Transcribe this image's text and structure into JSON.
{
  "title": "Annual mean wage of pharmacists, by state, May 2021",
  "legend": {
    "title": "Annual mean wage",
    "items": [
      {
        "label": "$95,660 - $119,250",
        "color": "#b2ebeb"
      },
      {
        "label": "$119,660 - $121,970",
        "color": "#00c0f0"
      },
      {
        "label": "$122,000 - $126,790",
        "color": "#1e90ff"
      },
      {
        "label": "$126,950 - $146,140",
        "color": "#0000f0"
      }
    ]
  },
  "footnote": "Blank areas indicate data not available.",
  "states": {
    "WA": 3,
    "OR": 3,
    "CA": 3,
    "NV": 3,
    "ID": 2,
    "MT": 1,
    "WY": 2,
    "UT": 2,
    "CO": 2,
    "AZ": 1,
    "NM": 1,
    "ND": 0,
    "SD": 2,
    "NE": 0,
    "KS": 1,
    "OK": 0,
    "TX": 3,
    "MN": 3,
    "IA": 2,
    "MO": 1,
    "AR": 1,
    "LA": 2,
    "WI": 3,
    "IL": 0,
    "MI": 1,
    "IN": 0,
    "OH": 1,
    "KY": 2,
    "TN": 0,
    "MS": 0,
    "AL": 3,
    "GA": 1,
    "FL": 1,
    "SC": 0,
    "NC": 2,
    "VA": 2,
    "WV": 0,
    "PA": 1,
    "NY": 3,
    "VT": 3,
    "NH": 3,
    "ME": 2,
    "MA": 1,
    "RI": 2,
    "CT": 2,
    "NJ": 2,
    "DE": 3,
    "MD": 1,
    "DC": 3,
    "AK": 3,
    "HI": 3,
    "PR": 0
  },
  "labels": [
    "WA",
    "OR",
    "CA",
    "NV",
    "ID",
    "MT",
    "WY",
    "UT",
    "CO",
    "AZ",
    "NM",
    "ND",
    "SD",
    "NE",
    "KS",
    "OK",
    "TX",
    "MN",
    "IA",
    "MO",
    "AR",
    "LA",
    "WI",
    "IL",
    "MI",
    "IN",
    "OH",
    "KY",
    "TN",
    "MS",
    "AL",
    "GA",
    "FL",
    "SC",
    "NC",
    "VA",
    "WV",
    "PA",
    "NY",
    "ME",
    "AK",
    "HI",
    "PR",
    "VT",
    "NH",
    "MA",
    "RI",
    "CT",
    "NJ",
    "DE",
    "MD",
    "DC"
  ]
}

===============

* **SET PROBLEM**
Out of the material above, select every line that holds the string "title".

* **OUTPUT BELOW**
  "title": "Annual mean wage of pharmacists, by state, May 2021",
    "title": "Annual mean wage",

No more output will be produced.